## ИСХОДНЫЙ ТЕКСТ

★ ★ ★ ★ ★ ★ ★

Где же тогда искать полноценный республиканский дискурс в России? Как показывают разыскания Бугрова и Д. В. Тимофеева, попытки конституционных реформ в России начала XIX столетия также едва ли могут служить материалом по истории отечественной республиканской доктрины. Как отмечает Бугров, необходимо разделять республиканизм и конституционализм: «под конституционализмом можно понимать поиски оптимальной организации властного аппарата, тогда как под республиканизмом мы понимаем теорию, провозглашающую народный суверенитет при соответствующих гражданских доблестях». В этой интерпретации политическая речь, защищающая закон как фундаментальную ценность и основной регулятор отношений в социуме, отнюдь не всегда является республиканской. Особенно это релевантно для первой трети XIX в., когда сама власть предпринимала усилия по реформированию русского законодательства и по введению юридических норм, регулировавших базовые социальные и политические процессы в России (речь идет о проектах самого начала александровского царствования и реформистской активности М. М. Сперанского). По словам А. Н. Медушевского, «после Французской революции и особенно в условиях Реставрации конституционализм становится общепризнанной формой легитимации всякой власти, в том числе и монархической». В итоге попытки законодательной регламентации власти «сверху» служат свидетельством стремления не ограничить самодержавие законом, но, напротив, укрепить его, добавить монархии новый тип легитимации, основанный на праве. Конституционализм способствовал консолидации императорской власти, между тем как республиканизм «должен был представлять собой решительный вызов монархизму». Важно добавить, что историки, считающие реформистскую деятельность первой половины александровского царствования нацеленной на уменьшение (а не на консолидацию) абсолютной власти императора, также убеждены: речь не шла о введении в России элементов республиканского правления. С. В. Мироненко так определяет преобразования М. М. Сперанского: «Этот новый порядок дел был, по существу, не чем иным, как ограничением самодержавия и созданием в России монархии буржуазного типа».

Не менее существенно, что ключевые понятия либерального лексикона, разрабатывавшие смысловые оттенки понятия «свобода», стали частью официальной политической речи александровской эпохи, прежде всего известной по журнальным публикациям того времени. Речь идет о необходимости введения в России «коренного закона» (аналога «конституции», очищенного от революционных коннотаций), о поддержке предпринимательства и свободе экономической деятельности, о гарантиях гражданских прав и пр. Знаменателен, в частности, тот факт, что в отечественных журналах печатались переводы европейских конституций первой четверти XIX в. По наблюдениям Тимофеева, республиканские конституции печатались с сокращениями, королевские конституции приводились почти в полном объеме и сопровождались подробными комментариями. Исследователь пишет: «...при отборе статей основное внимание было обращено на то, каким образом в текстах республиканских конституций закреплены принципы разделения властей, равенства граждан перед законом, неприкосновенности собственности, свободы вероисповедания, а также порядок внесения по мере необходимости изменений в текст конституции. Особое значение придавалось принципу выборности в процессе формирования высших органов государственной власти». К аналогичным выводам приходит Н. Д. Потапова: республиканская форма правления достаточно часто обсуждалась в русской прессе начала XIX столетия.

★ ★ ★ ★ ★ ★ ★

## ЗАПИСИ ДАННЫХ

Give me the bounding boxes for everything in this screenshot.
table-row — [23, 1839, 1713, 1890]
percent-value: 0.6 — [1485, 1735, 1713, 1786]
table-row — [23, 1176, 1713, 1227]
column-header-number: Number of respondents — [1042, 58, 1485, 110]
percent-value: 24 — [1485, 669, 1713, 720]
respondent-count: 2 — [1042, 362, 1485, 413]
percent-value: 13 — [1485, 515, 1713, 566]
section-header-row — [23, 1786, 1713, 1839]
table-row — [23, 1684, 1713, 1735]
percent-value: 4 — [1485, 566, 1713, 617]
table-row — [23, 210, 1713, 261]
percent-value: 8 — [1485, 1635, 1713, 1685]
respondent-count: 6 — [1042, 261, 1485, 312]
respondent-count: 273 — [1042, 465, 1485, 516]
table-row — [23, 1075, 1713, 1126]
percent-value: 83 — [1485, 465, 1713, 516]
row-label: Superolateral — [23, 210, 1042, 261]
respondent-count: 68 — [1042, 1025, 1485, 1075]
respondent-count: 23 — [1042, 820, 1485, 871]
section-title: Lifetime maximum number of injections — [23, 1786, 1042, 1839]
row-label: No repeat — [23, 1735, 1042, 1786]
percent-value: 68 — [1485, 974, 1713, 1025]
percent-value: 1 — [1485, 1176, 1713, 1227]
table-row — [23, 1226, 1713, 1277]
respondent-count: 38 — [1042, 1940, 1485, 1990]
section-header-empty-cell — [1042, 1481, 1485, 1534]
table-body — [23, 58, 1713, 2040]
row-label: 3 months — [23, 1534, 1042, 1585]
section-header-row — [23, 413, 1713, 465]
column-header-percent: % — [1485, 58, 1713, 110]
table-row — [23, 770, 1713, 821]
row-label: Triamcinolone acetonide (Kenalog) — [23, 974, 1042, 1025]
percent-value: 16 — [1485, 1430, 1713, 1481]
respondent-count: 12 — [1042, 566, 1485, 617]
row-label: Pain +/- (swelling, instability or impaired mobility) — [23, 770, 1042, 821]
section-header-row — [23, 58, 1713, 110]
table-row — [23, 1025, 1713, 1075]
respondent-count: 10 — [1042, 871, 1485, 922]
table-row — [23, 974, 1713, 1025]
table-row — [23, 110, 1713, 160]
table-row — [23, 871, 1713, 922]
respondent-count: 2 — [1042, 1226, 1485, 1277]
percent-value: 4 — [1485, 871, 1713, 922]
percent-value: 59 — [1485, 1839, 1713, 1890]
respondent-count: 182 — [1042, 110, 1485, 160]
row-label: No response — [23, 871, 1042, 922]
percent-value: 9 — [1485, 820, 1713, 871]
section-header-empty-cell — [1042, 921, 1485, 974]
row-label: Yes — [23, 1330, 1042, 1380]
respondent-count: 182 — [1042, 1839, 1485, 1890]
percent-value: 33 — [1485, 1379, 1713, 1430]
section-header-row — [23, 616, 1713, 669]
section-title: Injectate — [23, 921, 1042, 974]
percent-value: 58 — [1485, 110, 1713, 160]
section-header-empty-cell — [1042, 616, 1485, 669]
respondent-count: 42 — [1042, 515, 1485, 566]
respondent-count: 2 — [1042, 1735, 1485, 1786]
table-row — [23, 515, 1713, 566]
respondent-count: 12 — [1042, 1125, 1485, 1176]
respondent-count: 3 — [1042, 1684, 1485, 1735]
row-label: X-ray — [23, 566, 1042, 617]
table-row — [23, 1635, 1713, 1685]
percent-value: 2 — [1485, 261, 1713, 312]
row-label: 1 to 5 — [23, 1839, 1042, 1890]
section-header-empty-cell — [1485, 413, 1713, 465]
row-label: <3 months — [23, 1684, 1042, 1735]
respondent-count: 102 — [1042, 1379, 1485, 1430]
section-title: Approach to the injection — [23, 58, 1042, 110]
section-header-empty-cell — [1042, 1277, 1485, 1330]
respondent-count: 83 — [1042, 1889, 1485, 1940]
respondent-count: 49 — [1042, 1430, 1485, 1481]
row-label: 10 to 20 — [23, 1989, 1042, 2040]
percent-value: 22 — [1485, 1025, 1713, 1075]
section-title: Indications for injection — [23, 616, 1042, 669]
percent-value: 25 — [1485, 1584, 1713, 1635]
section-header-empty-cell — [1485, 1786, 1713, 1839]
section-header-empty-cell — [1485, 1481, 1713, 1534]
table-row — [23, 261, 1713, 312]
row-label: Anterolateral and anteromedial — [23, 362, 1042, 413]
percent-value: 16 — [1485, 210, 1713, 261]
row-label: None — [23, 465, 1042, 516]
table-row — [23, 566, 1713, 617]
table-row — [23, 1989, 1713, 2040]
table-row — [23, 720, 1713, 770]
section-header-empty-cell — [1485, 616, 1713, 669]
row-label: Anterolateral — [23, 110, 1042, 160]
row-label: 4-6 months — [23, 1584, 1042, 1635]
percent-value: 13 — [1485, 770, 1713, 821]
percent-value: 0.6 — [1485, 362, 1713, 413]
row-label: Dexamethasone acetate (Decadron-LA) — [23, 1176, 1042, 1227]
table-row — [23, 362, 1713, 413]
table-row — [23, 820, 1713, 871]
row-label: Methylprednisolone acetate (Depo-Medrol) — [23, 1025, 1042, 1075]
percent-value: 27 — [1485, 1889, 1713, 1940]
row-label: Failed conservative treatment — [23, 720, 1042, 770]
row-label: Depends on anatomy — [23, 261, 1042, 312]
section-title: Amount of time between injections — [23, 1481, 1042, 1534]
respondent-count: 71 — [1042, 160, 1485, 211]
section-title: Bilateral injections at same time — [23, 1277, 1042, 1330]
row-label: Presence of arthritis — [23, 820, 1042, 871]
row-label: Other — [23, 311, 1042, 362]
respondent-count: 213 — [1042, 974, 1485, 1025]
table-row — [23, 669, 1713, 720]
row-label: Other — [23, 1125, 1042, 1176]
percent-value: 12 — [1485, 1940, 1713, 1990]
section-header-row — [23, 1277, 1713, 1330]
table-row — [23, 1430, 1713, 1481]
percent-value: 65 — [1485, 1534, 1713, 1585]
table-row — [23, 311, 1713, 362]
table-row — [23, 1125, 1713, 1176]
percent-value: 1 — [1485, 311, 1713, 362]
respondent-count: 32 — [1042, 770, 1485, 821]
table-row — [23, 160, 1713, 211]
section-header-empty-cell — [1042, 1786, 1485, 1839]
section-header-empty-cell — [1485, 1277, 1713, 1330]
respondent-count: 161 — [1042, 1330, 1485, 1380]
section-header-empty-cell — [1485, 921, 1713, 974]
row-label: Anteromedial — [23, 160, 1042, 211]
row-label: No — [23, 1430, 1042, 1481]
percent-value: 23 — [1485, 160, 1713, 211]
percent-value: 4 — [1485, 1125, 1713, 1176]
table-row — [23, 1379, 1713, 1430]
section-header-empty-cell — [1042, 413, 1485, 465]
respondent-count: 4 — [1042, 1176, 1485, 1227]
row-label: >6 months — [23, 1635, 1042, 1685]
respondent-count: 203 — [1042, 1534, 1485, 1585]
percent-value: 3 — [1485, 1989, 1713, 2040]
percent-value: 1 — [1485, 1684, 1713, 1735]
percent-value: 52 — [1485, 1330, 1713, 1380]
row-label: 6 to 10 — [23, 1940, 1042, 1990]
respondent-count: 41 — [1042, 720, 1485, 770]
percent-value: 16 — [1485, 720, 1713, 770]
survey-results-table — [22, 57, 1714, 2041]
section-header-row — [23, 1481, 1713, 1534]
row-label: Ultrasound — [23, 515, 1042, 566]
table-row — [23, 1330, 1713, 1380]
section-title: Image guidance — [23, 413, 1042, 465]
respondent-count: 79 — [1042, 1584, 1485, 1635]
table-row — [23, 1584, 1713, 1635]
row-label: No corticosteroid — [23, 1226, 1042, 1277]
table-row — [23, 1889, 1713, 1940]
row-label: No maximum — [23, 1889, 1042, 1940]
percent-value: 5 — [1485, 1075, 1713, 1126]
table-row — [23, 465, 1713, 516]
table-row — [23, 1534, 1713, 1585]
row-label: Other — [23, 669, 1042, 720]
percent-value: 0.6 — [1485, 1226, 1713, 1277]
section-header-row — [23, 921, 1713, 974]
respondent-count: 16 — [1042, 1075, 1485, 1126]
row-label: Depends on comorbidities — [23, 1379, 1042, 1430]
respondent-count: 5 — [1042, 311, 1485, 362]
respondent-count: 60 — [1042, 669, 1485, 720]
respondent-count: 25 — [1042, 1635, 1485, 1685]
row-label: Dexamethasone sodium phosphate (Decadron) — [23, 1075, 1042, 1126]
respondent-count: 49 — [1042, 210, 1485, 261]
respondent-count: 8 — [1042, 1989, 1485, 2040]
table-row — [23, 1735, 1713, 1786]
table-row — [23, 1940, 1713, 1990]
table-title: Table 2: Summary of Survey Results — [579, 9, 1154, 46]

★ ★ ★ ★ ★ ★ ★

## ВОПРОСЫ И ЗАДАНИЯ
1/ Перечислите всех исследователей, на чьи выводы или высказывания ссылается текст о республиканизме и конституционализме в России.
2/ Согласуются ли с текстом о республиканизме и конституционализме в России следующие утверждения? (a) Республиканские конституции печатались в русских журналах в полном объеме. (b) По мнению Медушевского, конституционализм после Французской революции стал общепризнанной формой легитимации в том числе и монархической власти. (c) Потапова пришла к выводу, что республиканская форма правления редко обсуждалась в русской прессе начала XIX века.
3/ Подхватите текст о республиканизме и конституционализме в России и продолжите его после последнего предложения.

## ОТВЕТЫ К ЗАДАНИЯМ
1/ Бугров, Д. В. Тимофеев, А. Н. Медушевский, С. В. Мироненко, Н. Д. Потапова.

2/
(a) Нет: «республиканские конституции печатались с сокращениями».
(b) Да: «конституционализм становится общепризнанной формой легитимации всякой власти, в том числе и монархической».
(c) Нет: «республиканская форма правления достаточно часто обсуждалась в русской прессе начала XIX столетия».

3/
Из вышесказанного можно сделать несколько выводов. Прежде всего, интерпретация «конституции» как «основополагающего законодательного акта», как замечает Тимофеев, «не только не подразумевала ограничения власти императора, но напротив — всячески подчеркивала необходимость высочайшего утверждения всех ее положений». Более того, закон мыслился в качестве «инструмента систематизации российского законодательства, ограничения „самовластья” фаворитов и произвола чиновников». Декабристская политическая программа в целом ряде пунктов (например, в вопросе гражданских прав) не слишком отличалась от того, что сама императорская власть предлагала в качестве предмета обсуждения русской образованной публике.

Впрочем, гражданские права могла устанавливать в Российской империи лишь императорская власть, а народ или нация не являлись источником политического суверенитета. Речь шла о дискурсивных практиках, а не собственно о государственных преобразованиях. При всем сходстве отдельных политических деклараций декабристов и лояльных власти авторов проблема заключалась в том, что выражавшиеся на бумаге принципы не становились частью политической реальности. Реформы Сперанского в полной мере реализованы не были, «Уставная грамота Российской империи» Н. Н. Новосильцева так и осталась без дальнейшего движения, польская конституция 1815 г., несмотря на отдельные (и, добавим, весьма туманные) утверждения Александра I, не подразумевала скорого переноса ее политических принципов на практику управления в остальной части Российской империи, а «самовластье фаворитов» в последние годы александровского царствования никуда не исчезло, прочно ассоциируясь с действиями А. А. Аракчеева. Более того, как пишет Медушевский, «реализация проектов Сперанского и проведение в жизнь идей Уставной грамоты привело бы в лучшем случае к созданию более рационализированной бюрократической администрации, уменьшению личной власти монарха и, возможно, ограничению произвола, но отнюдь не к созданию конституционной монархии по образцу Великобритании, Франции или даже Германии, к которой русский монархический строй был более близок». Осуществление политической программы декабристов требовало более решительных действий. Вопрос заключался не только в том, как должна быть устроена государственная власть в России, но и в том, каким образом могут быть проведены реформы в ситуации пассивности императорской власти.

В итоге нам представляются убедительными два тезиса представителей первой из названных нами концепций русского республиканизма начала XIX в. Во-первых, язык «провиденциального монархизма» в политической практике явно превосходил по влиянию республиканскую идиому; во-вторых, попытки конституционных преобразований начала столетия не только адаптировали в России новую политическую культуру, но и делали это, не оспаривая легитимность самодержавного правления, а лишь укрепляя ее или, лучше сказать, реформулируя ее основные принципы на других политических языках. Однако предложенная Бугровым «новгородская» интерпретация русского республиканизма требует, как нам кажется, дополнительной аргументации. Возможно, здесь речь идет лишь об одном из многочисленных примеров интериоризации республиканского мышления в России, а не о его главном изводе.